··· Excerpted passage ···
The competition: Gravity (Tim Webber, Chris Lawrence, Dave Shirk and Neil Corbould), The Hobbit: The Desolation of Smaug (Joe Letteri, Eric Saindon, David Clayton and R. Christopher White), Iron Man 3 (Christopher Townsend, Guy Williams, Erik Nash and Dan Sudick), The Lone Ranger (Tim Alexander, Gary Brozenich, Edson Williams and John Frazier), Star Trek Into Darkness (Roger Guyett, Patrick Tubach, Ben Grossmann and Burt Dalton)

Previous winners: Life of Pi, Hugo, Inception, Avatar, The Curious Case of Benjamin Button, The Golden Compass
My winner: Gravity
The facts: This award went to all three “Lord of the Rings” films but didn’t go to the first “Hobbit” last year. The first installments of “Iron Man” and “Star Trek” also didn’t win the gold. When there has been a frontrunner in multiple technical categories, that film usually wins this award.

Who should win: “Gravity”
Who will win: It’s insanity to predict anything other than Gravity.

Oscar Winner Predictions: Best Makeup and Hairstyling

The competition: Dallas Buyers Club (Adruitha Lee and Robin Matthews), Jackass Presents: Bad Grandpa (Stephen Prouty), The Lone Ranger (Joel Harlow and Gloria Pasqua-Casny)

Previous winners: Les Miserables, The Iron Lady, The Wolfman, Star Trek, The Curious Case of Benjamin Button, La Vie en Rose
My winner: The Great Gatsby
The facts: Harlow is the only past nominee, and he won on his first try in 2009 for “Star Trek.” Though this category has had nominees like “Norbit” and “Click” in the past, those films haven’t won, which puts the odds in favor of the only film nominated for any other award, “Dallas Buyers Club,” which also happens to be a Best Picture nominee.

Who should win: I’ve actually seen just one nominee in this race, and that’s because I’m sure the makeup and hairstyling are terrific in “Bad Grandpa” and “The Lone Ranger,” but I have absolutely no interest in seeing those films.
Who will win: I have to go with Dallas Buyers Club, but who the hell knows?
··· Supplied records ···
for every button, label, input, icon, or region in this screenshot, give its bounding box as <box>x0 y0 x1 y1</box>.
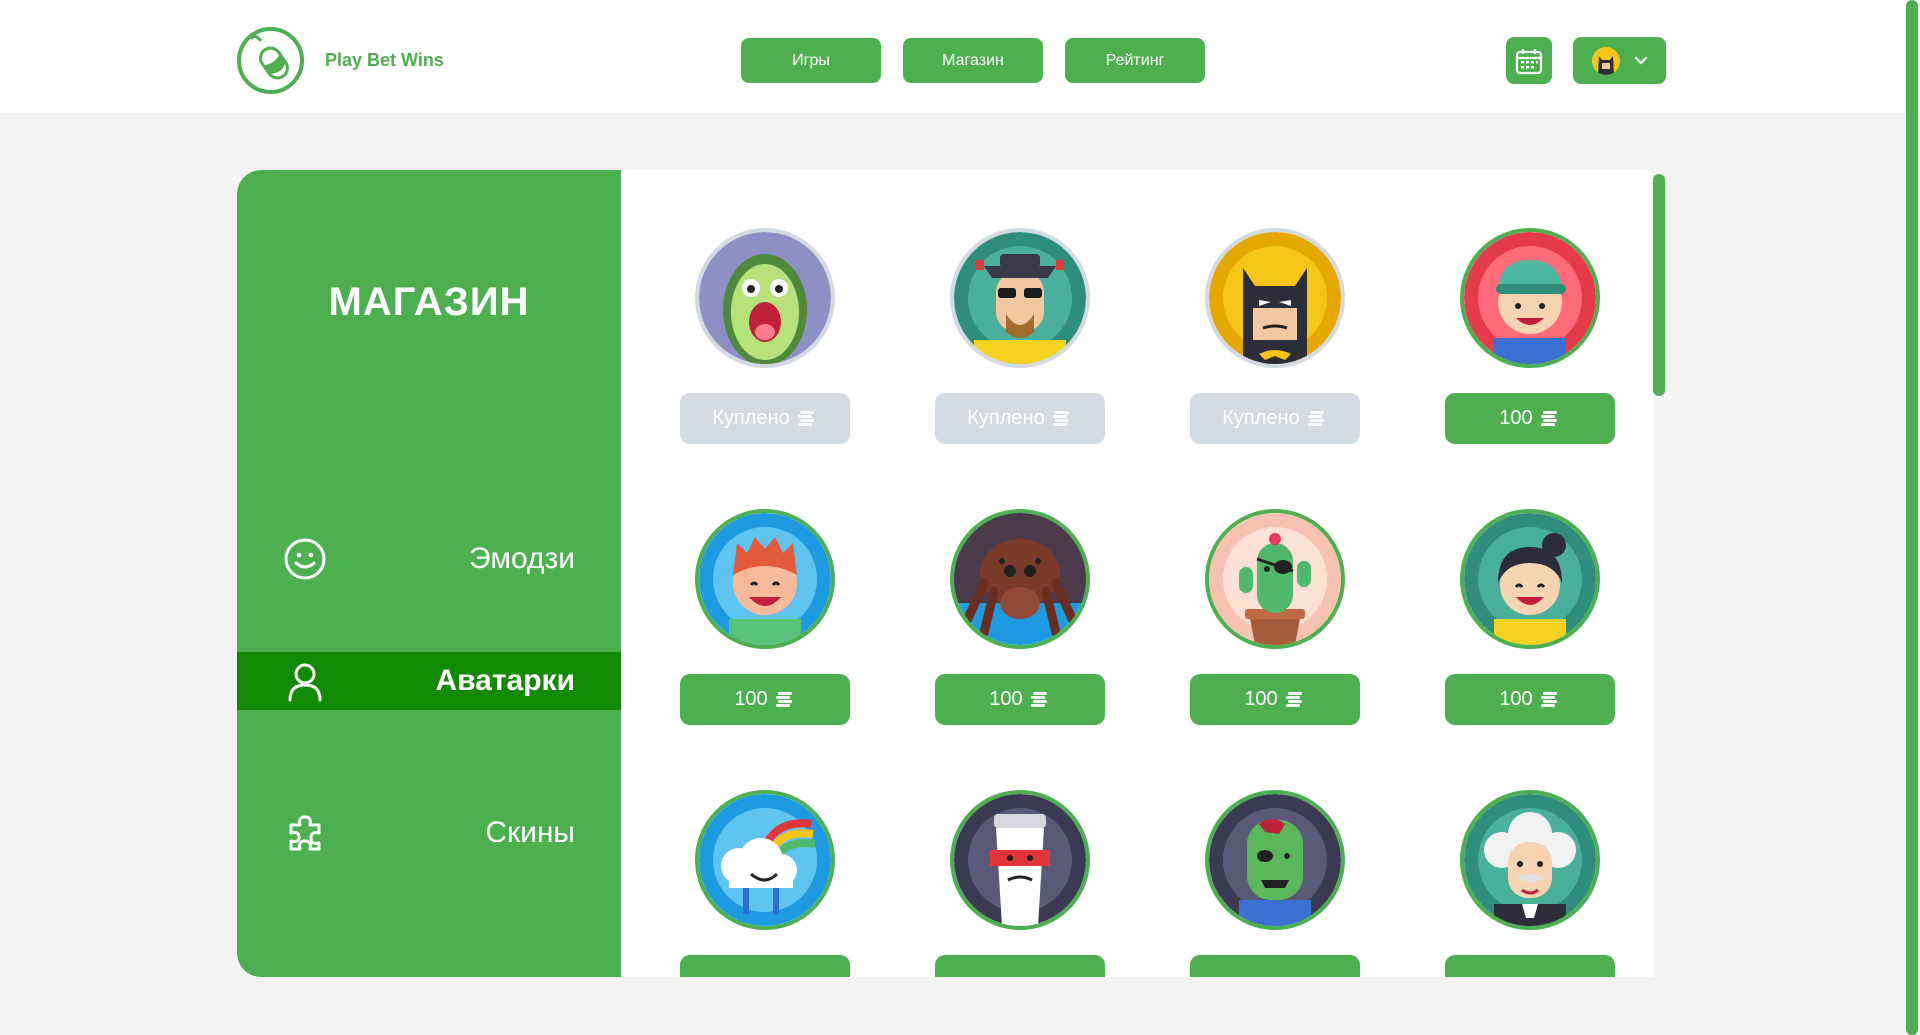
buy-button-label: Куплено <box>1222 407 1300 429</box>
rainbow-cloud-avatar[interactable] <box>695 790 835 930</box>
buy-button[interactable]: Куплено <box>680 393 850 444</box>
buy-button[interactable] <box>1190 955 1360 977</box>
pirate-cactus-avatar[interactable] <box>1205 509 1345 649</box>
shop-sidebar: МАГАЗИН Эмодзи Аватарки Скины <box>237 170 621 977</box>
coins-icon <box>797 410 814 426</box>
girl-avatar[interactable] <box>1460 509 1600 649</box>
zombie-avatar[interactable] <box>1205 790 1345 930</box>
calendar-icon <box>1515 48 1543 74</box>
avocado-avatar[interactable] <box>695 228 835 368</box>
spider-avatar[interactable] <box>950 509 1090 649</box>
coins-icon <box>1052 410 1069 426</box>
shop-title: МАГАЗИН <box>328 280 530 324</box>
avatar-grid: Куплено Куплено Куплено 100 100 100 100 … <box>680 228 1615 977</box>
coins-icon <box>775 691 792 707</box>
einstein-avatar[interactable] <box>1460 790 1600 930</box>
shop-card: Куплено <box>680 228 850 444</box>
buy-button-label: Куплено <box>967 407 1045 429</box>
shop-card: 100 <box>1190 509 1360 725</box>
heisenberg-avatar[interactable] <box>950 228 1090 368</box>
buy-button[interactable]: Куплено <box>1190 393 1360 444</box>
buy-button[interactable]: 100 <box>680 674 850 725</box>
nav-shop-button[interactable]: Магазин <box>903 38 1043 83</box>
price-label: 100 <box>734 688 768 710</box>
page-scrollbar-thumb[interactable] <box>1906 0 1918 1035</box>
sidebar-item-avatars[interactable]: Аватарки <box>237 652 621 710</box>
price-label: 100 <box>1499 688 1533 710</box>
top-bar: Play Bet Wins Игры Магазин Рейтинг <box>0 0 1906 113</box>
shop-card <box>1190 790 1360 977</box>
boy-cap-avatar[interactable] <box>1460 228 1600 368</box>
user-icon <box>288 663 322 702</box>
sidebar-item-emoji[interactable]: Эмодзи <box>237 530 621 588</box>
buy-button[interactable]: Куплено <box>935 393 1105 444</box>
buy-button[interactable] <box>935 955 1105 977</box>
smiley-icon <box>284 538 326 580</box>
nav-rating-button[interactable]: Рейтинг <box>1065 38 1205 83</box>
profile-menu-button[interactable] <box>1573 37 1666 84</box>
buy-button[interactable] <box>680 955 850 977</box>
nav-games-button[interactable]: Игры <box>741 38 881 83</box>
buy-button[interactable]: 100 <box>1445 674 1615 725</box>
profile-avatar <box>1591 46 1620 75</box>
price-label: 100 <box>1244 688 1278 710</box>
chevron-down-icon <box>1634 56 1647 65</box>
shop-card: 100 <box>1445 228 1615 444</box>
coins-icon <box>1285 691 1302 707</box>
avatar-grid-area: Куплено Куплено Куплено 100 100 100 100 … <box>621 170 1653 977</box>
brand-logo[interactable]: Play Bet Wins <box>237 27 444 94</box>
puzzle-icon <box>289 815 321 851</box>
shop-card <box>680 790 850 977</box>
redhead-boy-avatar[interactable] <box>695 509 835 649</box>
coins-icon <box>1307 410 1324 426</box>
sidebar-item-label: Аватарки <box>435 664 575 697</box>
shop-card: 100 <box>1445 509 1615 725</box>
shop-card: Куплено <box>935 228 1105 444</box>
buy-button[interactable]: 100 <box>1445 393 1615 444</box>
buy-button[interactable]: 100 <box>1190 674 1360 725</box>
shop-card <box>935 790 1105 977</box>
sidebar-item-skins[interactable]: Скины <box>237 804 621 862</box>
coins-icon <box>1540 691 1557 707</box>
brand-name: Play Bet Wins <box>325 50 444 70</box>
buy-button-label: Куплено <box>712 407 790 429</box>
coffee-cup-avatar[interactable] <box>950 790 1090 930</box>
calendar-button[interactable] <box>1506 37 1552 84</box>
price-label: 100 <box>1499 407 1533 429</box>
sidebar-item-label: Скины <box>485 816 575 849</box>
mouse-icon <box>237 27 304 94</box>
sidebar-item-label: Эмодзи <box>469 542 575 575</box>
buy-button[interactable]: 100 <box>935 674 1105 725</box>
shop-card: 100 <box>680 509 850 725</box>
coins-icon <box>1030 691 1047 707</box>
shop-card: Куплено <box>1190 228 1360 444</box>
buy-button[interactable] <box>1445 955 1615 977</box>
shop-card <box>1445 790 1615 977</box>
coins-icon <box>1540 410 1557 426</box>
batman-avatar[interactable] <box>1205 228 1345 368</box>
price-label: 100 <box>989 688 1023 710</box>
shop-card: 100 <box>935 509 1105 725</box>
main-nav: Игры Магазин Рейтинг <box>741 38 1205 83</box>
shop-panel: МАГАЗИН Эмодзи Аватарки Скины Куплено Ку… <box>237 170 1653 977</box>
shop-scrollbar-thumb[interactable] <box>1653 174 1665 396</box>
···
*Your objective*
Extend the Oscar predictions text onward from its final line. The layout records are distinct material and are not part of the Oscar predictions text.

*Right answer*
Oscar Winner Predictions: Best Sound Editing

The competition: All is Lost (Steve Boeddeker and Richard Hymns), Captain Phillips (Oliver Tarney), Gravity (Glenn Freemantle), The Hobbit: The Desolation of Smaug (Brent Burge and Chris Ward), Lone Survivor (Wylie Stateman)

Previous winners: Skyfall/Zero Dark Thirty, Hugo, Inception, The Hurt Locker, The Dark Knight, The Bourne Ultimatum
My winner: Fast and Furious 6
The facts: This category has alternately been a consolation prize for not winning any other category or part of a larger sweep in the technical categories. Last year produced a tie. This is the sixth nomination for Stateman, and Hymns is on his ninth nomination. He has won three times. All the other nominees are here for the first time.

Who should win: “Gravity” or “All is Lost”
Who will win: Giving to it to “All is Lost” would be a great tribute to an otherwise ignored film, but why wouldn’t this go to Gravity?

Tuesday, February 25, 2014

Oscar Winner Predictions: Best Sound

The competition: Captain Phillips (Chris Burdon, Mark Taylor, Mike Prestwood Smith and Chris Munro), Gravity (Skip Lievsay, Niv Adiri, Christopher Benstead and Chris Munro), The Hobbit: The Desolation of Smaug (Christopher Boyes, Michael Hedges, Michael Semanick and Tony Johnson), Inside Llewyn Davis (Skip Lievsay, Greg Orloff and Peter F. Kurland), Lone Survivor (Andy Koyama, Beau Borders and David Brownlow)

Previous winners: Les Miserables, Hugo, Inception, The Hurt Locker, Slumdog Millionaire, The Bourne Ultimatum
My winner: Gravity
The facts: A handful of these nominees are regular repeat offenders in this race, and two of them – Chris Munro and Skip Lievsay – are even nominated for two different films this year. This award has gone to musicals and action films in the past, which bodes well for some of the nominees this year. The first “Hobbit” film wasn’t nominated last year, but Peter Jackson’s team did win in the past for “The Return of the King” and “King Kong.”

Who should win: “Gravity” or “Captain Phillips”
Who will win: I don’t see how anything beats Gravity, unless voters feel bad they didn’t bestow more love on “Inside Llewyn Davis.”

Oscar Winner Predictions: Best Original Song

The competition: “Happy” (Despicable Me 2), “Let It Go” (Frozen), “The Moon Song” (Her), “Ordinary Love” (Mandela: Long Walk to Freedom)

Previous winners: Skyfall (Skyfall), Man or Muppet (The Muppets), We Belong Together (Toy Story 3), The Weary Kind (Crazy Heart), Jai Ho (Slumdog Millionaire), Falling Slowly (Once), I Need To Wake Up (An Inconvenient Truth)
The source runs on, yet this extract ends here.